Data to use:
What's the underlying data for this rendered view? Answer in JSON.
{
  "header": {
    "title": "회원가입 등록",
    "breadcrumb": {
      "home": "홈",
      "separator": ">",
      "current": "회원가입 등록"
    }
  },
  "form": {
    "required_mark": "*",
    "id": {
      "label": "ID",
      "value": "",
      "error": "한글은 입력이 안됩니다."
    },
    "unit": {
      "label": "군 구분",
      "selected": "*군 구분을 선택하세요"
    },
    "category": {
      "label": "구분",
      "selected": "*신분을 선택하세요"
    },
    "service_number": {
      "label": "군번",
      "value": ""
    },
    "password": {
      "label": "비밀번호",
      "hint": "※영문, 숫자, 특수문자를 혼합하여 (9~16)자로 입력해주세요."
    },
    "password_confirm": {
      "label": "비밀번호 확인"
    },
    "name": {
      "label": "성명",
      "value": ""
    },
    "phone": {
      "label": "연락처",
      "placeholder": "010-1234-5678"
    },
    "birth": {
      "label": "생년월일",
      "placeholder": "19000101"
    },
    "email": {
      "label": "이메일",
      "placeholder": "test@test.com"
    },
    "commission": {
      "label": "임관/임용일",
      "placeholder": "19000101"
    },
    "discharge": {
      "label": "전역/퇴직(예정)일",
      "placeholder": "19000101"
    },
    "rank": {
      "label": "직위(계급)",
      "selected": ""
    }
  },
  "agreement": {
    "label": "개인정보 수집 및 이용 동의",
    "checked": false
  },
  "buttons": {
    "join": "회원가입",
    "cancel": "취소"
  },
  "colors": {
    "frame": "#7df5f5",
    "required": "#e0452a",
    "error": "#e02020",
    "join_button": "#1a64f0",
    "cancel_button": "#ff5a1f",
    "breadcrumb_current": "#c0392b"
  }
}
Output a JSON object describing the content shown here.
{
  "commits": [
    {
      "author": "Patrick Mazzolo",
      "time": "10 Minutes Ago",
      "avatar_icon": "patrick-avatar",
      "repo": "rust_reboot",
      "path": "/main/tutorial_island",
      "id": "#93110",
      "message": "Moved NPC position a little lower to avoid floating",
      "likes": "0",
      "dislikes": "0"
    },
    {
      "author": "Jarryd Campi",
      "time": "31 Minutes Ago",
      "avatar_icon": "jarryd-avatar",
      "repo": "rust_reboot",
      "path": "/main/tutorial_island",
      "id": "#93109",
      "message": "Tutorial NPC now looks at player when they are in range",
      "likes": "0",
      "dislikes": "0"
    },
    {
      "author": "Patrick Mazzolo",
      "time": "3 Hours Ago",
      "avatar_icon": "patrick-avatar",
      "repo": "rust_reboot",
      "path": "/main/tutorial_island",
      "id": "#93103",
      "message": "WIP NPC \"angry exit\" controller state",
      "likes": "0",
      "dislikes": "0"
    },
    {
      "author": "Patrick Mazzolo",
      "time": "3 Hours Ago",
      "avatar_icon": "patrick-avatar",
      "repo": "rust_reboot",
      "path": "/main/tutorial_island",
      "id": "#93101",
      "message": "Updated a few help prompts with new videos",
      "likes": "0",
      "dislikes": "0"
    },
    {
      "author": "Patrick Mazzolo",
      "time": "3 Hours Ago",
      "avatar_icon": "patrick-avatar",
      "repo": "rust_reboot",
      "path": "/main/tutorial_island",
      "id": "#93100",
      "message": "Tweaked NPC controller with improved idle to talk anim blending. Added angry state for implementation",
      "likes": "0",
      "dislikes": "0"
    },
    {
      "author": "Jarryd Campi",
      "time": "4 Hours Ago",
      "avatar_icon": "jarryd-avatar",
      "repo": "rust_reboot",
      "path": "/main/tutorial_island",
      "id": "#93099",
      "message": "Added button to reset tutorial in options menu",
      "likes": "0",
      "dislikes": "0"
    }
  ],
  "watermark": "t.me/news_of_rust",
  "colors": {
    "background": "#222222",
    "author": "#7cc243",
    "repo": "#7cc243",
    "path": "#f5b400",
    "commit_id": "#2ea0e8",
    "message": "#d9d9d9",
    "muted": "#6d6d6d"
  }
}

Exercise directions:
Repeat back the data above, exact to the last character.

Written solution:
What's the underlying data for this rendered view? Answer in JSON.
{
  "header": {
    "title": "회원가입 등록",
    "breadcrumb": {
      "home": "홈",
      "separator": ">",
      "current": "회원가입 등록"
    }
  },
  "form": {
    "required_mark": "*",
    "id": {
      "label": "ID",
      "value": "",
      "error": "한글은 입력이 안됩니다."
    },
    "unit": {
      "label": "군 구분",
      "selected": "*군 구분을 선택하세요"
    },
    "category": {
      "label": "구분",
      "selected": "*신분을 선택하세요"
    },
    "service_number": {
      "label": "군번",
      "value": ""
    },
    "password": {
      "label": "비밀번호",
      "hint": "※영문, 숫자, 특수문자를 혼합하여 (9~16)자로 입력해주세요."
    },
    "password_confirm": {
      "label": "비밀번호 확인"
    },
    "name": {
      "label": "성명",
      "value": ""
    },
    "phone": {
      "label": "연락처",
      "placeholder": "010-1234-5678"
    },
    "birth": {
      "label": "생년월일",
      "placeholder": "19000101"
    },
    "email": {
      "label": "이메일",
      "placeholder": "test@test.com"
    },
    "commission": {
      "label": "임관/임용일",
      "placeholder": "19000101"
    },
    "discharge": {
      "label": "전역/퇴직(예정)일",
      "placeholder": "19000101"
    },
    "rank": {
      "label": "직위(계급)",
      "selected": ""
    }
  },
  "agreement": {
    "label": "개인정보 수집 및 이용 동의",
    "checked": false
  },
  "buttons": {
    "join": "회원가입",
    "cancel": "취소"
  },
  "colors": {
    "frame": "#7df5f5",
    "required": "#e0452a",
    "error": "#e02020",
    "join_button": "#1a64f0",
    "cancel_button": "#ff5a1f",
    "breadcrumb_current": "#c0392b"
  }
}
Output a JSON object describing the content shown here.
{
  "commits": [
    {
      "author": "Patrick Mazzolo",
      "time": "10 Minutes Ago",
      "avatar_icon": "patrick-avatar",
      "repo": "rust_reboot",
      "path": "/main/tutorial_island",
      "id": "#93110",
      "message": "Moved NPC position a little lower to avoid floating",
      "likes": "0",
      "dislikes": "0"
    },
    {
      "author": "Jarryd Campi",
      "time": "31 Minutes Ago",
      "avatar_icon": "jarryd-avatar",
      "repo": "rust_reboot",
      "path": "/main/tutorial_island",
      "id": "#93109",
      "message": "Tutorial NPC now looks at player when they are in range",
      "likes": "0",
      "dislikes": "0"
    },
    {
      "author": "Patrick Mazzolo",
      "time": "3 Hours Ago",
      "avatar_icon": "patrick-avatar",
      "repo": "rust_reboot",
      "path": "/main/tutorial_island",
      "id": "#93103",
      "message": "WIP NPC \"angry exit\" controller state",
      "likes": "0",
      "dislikes": "0"
    },
    {
      "author": "Patrick Mazzolo",
      "time": "3 Hours Ago",
      "avatar_icon": "patrick-avatar",
      "repo": "rust_reboot",
      "path": "/main/tutorial_island",
      "id": "#93101",
      "message": "Updated a few help prompts with new videos",
      "likes": "0",
      "dislikes": "0"
    },
    {
      "author": "Patrick Mazzolo",
      "time": "3 Hours Ago",
      "avatar_icon": "patrick-avatar",
      "repo": "rust_reboot",
      "path": "/main/tutorial_island",
      "id": "#93100",
      "message": "Tweaked NPC controller with improved idle to talk anim blending. Added angry state for implementation",
      "likes": "0",
      "dislikes": "0"
    },
    {
      "author": "Jarryd Campi",
      "time": "4 Hours Ago",
      "avatar_icon": "jarryd-avatar",
      "repo": "rust_reboot",
      "path": "/main/tutorial_island",
      "id": "#93099",
      "message": "Added button to reset tutorial in options menu",
      "likes": "0",
      "dislikes": "0"
    }
  ],
  "watermark": "t.me/news_of_rust",
  "colors": {
    "background": "#222222",
    "author": "#7cc243",
    "repo": "#7cc243",
    "path": "#f5b400",
    "commit_id": "#2ea0e8",
    "message": "#d9d9d9",
    "muted": "#6d6d6d"
  }
}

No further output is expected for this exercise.